-- Start of Record list --

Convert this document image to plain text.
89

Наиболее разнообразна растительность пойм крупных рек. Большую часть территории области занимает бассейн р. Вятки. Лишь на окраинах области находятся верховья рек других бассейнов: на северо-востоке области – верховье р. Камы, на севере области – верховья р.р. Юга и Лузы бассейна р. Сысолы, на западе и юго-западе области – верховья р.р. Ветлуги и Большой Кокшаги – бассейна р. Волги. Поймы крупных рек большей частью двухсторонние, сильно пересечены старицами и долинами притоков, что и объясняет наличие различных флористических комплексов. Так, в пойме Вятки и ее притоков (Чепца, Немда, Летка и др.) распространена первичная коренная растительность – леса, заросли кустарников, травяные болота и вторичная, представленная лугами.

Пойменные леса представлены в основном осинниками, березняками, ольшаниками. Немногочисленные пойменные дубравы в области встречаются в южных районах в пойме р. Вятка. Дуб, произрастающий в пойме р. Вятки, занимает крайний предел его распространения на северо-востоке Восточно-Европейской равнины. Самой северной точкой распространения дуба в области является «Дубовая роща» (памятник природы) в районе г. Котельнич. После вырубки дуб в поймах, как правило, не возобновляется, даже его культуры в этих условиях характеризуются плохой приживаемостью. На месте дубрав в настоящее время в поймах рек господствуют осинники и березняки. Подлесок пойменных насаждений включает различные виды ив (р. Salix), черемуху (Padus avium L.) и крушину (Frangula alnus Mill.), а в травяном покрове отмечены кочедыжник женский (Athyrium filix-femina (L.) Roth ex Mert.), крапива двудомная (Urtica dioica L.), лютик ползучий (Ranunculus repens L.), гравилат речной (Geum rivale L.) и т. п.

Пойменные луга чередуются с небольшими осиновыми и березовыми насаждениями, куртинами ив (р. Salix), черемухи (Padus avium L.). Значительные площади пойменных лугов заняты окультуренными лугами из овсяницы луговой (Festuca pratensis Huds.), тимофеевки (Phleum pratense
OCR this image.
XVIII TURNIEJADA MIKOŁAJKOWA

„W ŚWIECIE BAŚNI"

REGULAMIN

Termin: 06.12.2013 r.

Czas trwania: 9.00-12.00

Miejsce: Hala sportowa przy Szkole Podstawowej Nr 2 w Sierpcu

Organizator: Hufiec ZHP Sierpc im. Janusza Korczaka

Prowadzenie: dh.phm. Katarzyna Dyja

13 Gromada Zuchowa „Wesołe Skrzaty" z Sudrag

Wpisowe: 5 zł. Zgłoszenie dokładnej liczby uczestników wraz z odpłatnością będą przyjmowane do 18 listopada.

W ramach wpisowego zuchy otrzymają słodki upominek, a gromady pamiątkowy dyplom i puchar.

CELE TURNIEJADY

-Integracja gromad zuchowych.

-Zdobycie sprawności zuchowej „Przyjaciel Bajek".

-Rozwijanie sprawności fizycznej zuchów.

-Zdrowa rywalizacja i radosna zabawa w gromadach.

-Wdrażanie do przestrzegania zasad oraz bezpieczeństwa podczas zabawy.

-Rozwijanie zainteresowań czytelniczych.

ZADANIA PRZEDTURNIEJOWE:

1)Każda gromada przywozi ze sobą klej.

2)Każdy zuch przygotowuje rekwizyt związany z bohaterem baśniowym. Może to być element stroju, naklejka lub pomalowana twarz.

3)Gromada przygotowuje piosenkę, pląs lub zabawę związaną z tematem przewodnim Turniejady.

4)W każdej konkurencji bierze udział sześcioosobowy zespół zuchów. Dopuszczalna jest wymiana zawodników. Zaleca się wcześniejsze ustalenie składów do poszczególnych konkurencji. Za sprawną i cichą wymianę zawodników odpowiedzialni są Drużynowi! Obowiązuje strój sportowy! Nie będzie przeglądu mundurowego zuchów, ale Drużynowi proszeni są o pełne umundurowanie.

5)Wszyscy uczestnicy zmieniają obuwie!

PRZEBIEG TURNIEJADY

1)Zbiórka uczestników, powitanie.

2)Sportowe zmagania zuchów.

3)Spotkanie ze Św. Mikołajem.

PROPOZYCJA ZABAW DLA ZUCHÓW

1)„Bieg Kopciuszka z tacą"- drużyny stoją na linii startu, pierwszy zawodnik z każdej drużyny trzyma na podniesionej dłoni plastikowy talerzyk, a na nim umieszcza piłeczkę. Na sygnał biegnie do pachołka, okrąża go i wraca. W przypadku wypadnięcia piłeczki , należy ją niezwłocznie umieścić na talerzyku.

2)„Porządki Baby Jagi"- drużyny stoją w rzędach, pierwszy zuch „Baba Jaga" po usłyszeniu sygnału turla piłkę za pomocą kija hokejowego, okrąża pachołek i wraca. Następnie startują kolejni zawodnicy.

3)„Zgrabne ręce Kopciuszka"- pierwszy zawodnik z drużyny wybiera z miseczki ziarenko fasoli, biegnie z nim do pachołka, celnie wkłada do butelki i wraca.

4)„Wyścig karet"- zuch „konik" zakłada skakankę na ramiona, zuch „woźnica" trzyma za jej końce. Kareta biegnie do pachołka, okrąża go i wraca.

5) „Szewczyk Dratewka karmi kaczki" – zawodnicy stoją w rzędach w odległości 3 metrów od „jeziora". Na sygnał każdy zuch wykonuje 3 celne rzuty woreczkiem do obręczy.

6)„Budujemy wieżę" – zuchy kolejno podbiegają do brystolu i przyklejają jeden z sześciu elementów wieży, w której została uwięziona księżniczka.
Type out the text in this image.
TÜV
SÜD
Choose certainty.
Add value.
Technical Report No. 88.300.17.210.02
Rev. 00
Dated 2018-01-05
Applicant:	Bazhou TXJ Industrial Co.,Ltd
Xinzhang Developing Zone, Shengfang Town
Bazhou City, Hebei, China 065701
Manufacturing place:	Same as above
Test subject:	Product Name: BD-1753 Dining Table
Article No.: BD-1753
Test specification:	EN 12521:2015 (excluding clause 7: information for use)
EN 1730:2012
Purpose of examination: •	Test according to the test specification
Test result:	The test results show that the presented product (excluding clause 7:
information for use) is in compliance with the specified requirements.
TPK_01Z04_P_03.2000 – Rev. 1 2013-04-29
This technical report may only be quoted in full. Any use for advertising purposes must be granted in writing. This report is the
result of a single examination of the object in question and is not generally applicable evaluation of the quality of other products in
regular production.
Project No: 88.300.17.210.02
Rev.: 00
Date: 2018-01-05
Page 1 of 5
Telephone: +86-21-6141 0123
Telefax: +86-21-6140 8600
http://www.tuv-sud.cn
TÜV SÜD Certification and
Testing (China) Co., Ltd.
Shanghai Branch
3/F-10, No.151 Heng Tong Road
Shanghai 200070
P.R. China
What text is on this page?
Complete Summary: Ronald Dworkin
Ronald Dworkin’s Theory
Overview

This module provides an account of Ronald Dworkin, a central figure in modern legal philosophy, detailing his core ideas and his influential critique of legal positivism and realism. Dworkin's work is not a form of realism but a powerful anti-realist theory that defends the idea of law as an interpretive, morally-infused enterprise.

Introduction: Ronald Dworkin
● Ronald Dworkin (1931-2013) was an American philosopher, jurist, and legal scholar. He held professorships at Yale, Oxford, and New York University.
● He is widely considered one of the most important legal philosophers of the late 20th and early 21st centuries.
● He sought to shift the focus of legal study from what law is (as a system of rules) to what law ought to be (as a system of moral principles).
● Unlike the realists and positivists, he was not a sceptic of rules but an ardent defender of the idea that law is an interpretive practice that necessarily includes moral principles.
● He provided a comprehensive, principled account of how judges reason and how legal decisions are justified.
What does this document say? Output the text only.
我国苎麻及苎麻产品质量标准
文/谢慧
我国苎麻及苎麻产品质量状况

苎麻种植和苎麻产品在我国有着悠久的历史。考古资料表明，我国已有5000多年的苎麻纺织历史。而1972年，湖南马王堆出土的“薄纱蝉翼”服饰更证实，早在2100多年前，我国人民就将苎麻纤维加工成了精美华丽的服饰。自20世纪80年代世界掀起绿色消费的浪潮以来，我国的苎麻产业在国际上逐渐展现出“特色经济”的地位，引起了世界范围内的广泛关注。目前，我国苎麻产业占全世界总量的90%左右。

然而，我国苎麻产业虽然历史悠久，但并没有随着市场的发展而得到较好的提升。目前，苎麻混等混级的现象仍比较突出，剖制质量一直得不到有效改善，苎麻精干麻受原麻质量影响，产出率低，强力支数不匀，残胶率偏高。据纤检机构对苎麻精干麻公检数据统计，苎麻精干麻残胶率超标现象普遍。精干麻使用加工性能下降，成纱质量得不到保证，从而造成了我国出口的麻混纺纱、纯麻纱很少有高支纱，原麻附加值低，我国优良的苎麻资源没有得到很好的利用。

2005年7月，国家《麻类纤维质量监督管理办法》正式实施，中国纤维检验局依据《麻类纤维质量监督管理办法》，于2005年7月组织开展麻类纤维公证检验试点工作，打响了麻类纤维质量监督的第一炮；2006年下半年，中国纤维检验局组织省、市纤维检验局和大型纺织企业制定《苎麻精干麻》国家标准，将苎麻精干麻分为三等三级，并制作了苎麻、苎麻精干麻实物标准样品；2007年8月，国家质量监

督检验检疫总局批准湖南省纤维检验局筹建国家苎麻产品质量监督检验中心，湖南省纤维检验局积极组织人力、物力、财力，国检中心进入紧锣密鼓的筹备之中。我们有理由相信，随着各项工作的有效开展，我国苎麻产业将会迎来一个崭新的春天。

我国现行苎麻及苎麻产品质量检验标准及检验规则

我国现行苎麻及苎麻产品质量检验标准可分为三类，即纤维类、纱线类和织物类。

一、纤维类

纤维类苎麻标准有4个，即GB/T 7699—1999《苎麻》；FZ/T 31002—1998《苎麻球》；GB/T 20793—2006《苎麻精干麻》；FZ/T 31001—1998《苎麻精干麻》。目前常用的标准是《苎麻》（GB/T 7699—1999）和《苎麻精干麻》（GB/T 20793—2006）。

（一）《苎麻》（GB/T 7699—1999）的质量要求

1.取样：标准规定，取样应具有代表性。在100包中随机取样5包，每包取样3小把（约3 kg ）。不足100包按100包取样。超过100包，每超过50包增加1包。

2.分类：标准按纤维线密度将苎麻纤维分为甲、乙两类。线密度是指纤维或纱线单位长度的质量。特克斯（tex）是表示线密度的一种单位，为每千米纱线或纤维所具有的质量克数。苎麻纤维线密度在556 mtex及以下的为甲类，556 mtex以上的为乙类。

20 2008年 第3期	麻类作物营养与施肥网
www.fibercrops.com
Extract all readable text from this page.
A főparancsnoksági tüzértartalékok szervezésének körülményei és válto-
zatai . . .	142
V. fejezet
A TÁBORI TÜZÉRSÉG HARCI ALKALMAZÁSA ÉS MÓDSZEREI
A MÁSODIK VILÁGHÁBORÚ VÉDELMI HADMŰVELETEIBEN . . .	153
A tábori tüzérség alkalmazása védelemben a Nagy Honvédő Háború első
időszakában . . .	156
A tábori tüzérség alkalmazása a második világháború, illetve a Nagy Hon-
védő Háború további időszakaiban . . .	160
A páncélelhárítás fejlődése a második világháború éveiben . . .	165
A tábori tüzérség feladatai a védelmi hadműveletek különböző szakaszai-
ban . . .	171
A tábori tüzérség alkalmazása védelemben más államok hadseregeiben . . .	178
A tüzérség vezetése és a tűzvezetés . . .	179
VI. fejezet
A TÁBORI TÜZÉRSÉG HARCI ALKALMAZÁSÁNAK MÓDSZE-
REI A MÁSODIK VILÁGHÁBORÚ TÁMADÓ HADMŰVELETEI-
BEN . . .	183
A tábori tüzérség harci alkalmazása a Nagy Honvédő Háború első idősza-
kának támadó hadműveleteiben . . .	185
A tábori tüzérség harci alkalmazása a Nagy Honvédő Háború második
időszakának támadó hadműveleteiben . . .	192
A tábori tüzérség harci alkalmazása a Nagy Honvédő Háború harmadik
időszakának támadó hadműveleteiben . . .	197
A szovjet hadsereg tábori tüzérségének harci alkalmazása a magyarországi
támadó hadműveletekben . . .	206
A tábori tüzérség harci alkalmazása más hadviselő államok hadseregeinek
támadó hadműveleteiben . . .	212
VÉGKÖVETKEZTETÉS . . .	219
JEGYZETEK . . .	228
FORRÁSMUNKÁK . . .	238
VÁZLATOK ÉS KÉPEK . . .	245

-- End of Record list --

* What needs to be done *
Using the listing above, show every line that includes the string "okrąża".

* Result *
1)„Bieg Kopciuszka z tacą"- drużyny stoją na linii startu, pierwszy zawodnik z każdej drużyny trzyma na podniesionej dłoni plastikowy talerzyk, a na nim umieszcza piłeczkę. Na sygnał biegnie do pachołka, okrąża go i wraca. W przypadku wypadnięcia piłeczki , należy ją niezwłocznie umieścić na talerzyku.
2)„Porządki Baby Jagi"- drużyny stoją w rzędach, pierwszy zuch „Baba Jaga" po usłyszeniu sygnału turla piłkę za pomocą kija hokejowego, okrąża pachołek i wraca. Następnie startują kolejni zawodnicy.
4)„Wyścig karet"- zuch „konik" zakłada skakankę na ramiona, zuch „woźnica" trzyma za jej końce. Kareta biegnie do pachołka, okrąża go i wraca.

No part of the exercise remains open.